Exercise prompt:
Copy out all the lines in the records that include the word "Object".

Material supplied:
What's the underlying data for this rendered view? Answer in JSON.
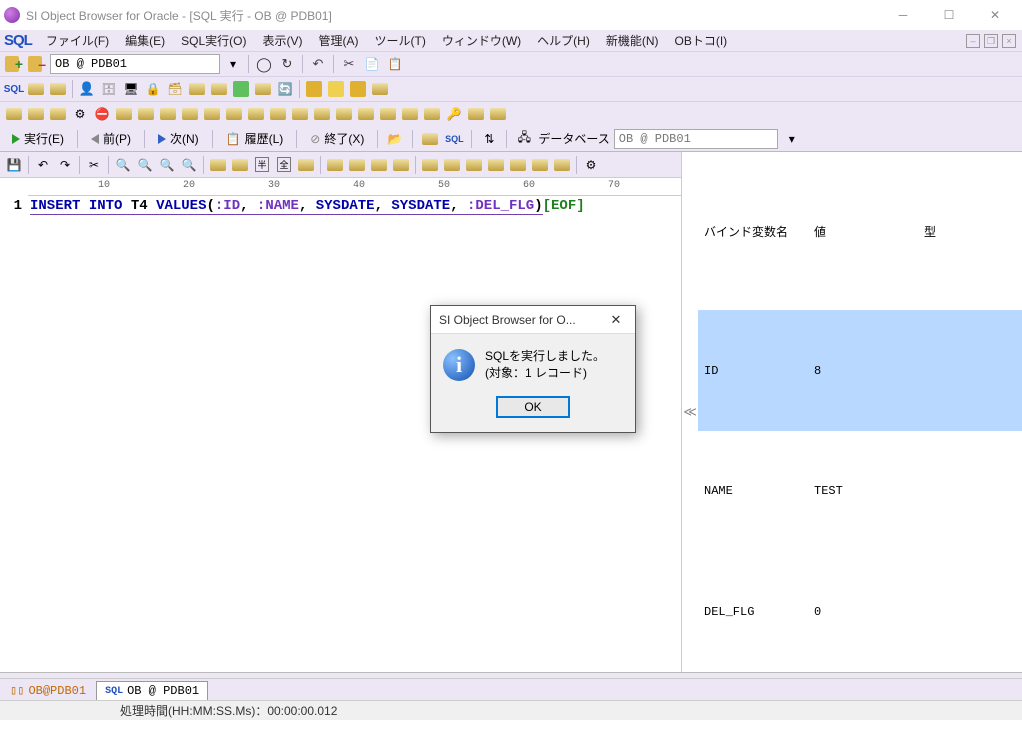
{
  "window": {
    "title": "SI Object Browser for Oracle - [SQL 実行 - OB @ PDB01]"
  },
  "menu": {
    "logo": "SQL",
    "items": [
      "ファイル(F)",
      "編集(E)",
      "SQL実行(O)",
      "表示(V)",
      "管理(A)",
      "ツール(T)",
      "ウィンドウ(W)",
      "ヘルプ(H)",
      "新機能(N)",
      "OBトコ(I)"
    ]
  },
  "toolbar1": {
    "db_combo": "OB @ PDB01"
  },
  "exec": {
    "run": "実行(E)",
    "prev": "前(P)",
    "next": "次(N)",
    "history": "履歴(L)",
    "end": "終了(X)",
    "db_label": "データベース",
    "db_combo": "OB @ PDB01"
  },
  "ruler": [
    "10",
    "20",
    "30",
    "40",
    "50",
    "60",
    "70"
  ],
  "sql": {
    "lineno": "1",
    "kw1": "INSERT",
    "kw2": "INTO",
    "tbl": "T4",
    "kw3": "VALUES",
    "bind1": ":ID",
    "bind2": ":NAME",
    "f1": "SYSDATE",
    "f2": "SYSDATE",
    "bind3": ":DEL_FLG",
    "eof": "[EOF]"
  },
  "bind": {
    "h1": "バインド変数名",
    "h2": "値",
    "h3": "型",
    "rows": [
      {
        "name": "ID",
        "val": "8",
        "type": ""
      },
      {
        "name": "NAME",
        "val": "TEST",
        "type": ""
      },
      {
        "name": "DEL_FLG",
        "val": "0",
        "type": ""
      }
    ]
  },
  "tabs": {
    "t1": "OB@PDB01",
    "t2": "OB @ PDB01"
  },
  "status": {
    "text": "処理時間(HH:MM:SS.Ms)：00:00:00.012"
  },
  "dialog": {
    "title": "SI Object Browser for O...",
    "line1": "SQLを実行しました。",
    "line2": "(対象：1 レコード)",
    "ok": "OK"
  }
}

...

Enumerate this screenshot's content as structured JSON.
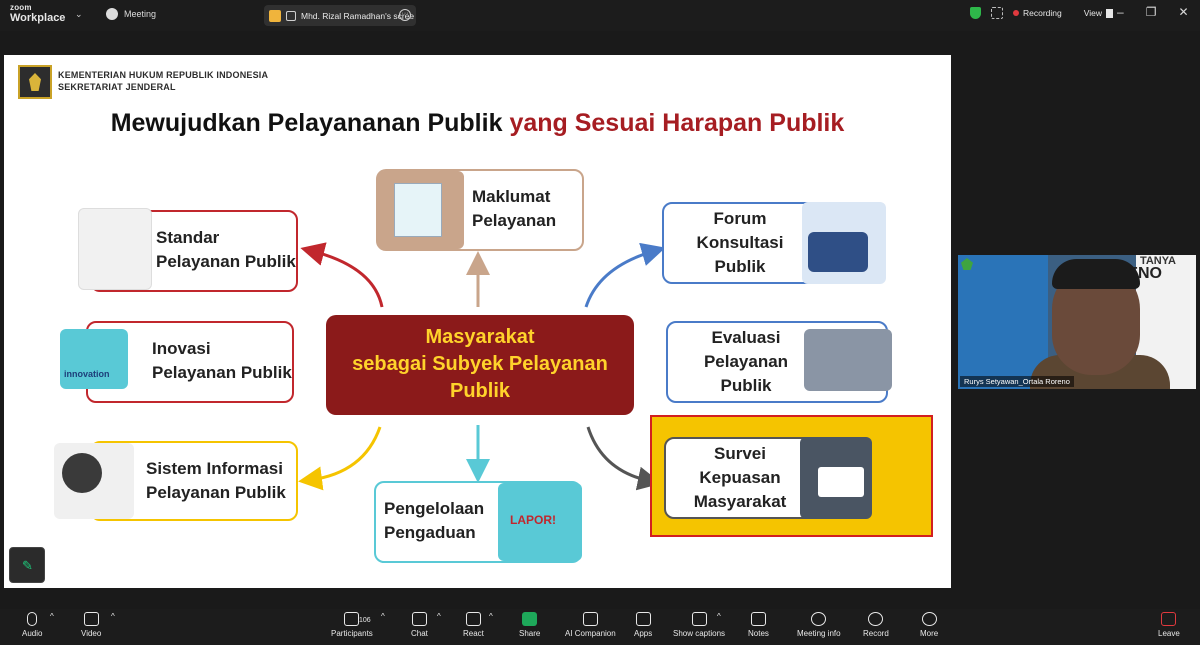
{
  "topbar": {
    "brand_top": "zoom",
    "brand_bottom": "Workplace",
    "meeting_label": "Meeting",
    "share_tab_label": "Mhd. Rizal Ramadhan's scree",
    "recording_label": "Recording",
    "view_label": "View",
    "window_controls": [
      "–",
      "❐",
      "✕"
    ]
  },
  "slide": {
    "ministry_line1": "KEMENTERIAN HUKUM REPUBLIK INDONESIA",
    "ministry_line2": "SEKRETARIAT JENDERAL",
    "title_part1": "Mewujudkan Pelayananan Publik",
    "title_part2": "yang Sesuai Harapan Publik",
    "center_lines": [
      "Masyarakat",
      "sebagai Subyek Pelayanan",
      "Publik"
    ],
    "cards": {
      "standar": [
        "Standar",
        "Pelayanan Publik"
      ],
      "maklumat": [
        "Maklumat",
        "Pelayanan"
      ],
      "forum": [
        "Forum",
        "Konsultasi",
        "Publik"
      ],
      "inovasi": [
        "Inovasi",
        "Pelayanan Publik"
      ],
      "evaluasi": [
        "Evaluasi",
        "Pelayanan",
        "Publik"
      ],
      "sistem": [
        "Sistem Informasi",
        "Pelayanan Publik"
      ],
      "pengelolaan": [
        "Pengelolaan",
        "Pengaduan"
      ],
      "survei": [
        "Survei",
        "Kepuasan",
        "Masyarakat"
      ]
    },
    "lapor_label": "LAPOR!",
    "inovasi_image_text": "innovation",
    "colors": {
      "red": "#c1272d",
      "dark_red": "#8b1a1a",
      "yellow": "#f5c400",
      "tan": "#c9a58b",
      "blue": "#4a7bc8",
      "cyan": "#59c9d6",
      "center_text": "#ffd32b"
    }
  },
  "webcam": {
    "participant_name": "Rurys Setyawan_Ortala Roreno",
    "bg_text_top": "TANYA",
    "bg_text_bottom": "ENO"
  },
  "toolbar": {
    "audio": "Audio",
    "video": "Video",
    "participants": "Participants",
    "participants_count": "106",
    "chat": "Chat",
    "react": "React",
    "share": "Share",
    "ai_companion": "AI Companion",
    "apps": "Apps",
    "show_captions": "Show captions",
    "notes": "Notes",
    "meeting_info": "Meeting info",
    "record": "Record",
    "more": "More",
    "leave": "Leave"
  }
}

Solved exercise:
    "title": "SI Object Browser for Oracle - [SQL 実行 - OB @ PDB01]"
    "title": "SI Object Browser for O...",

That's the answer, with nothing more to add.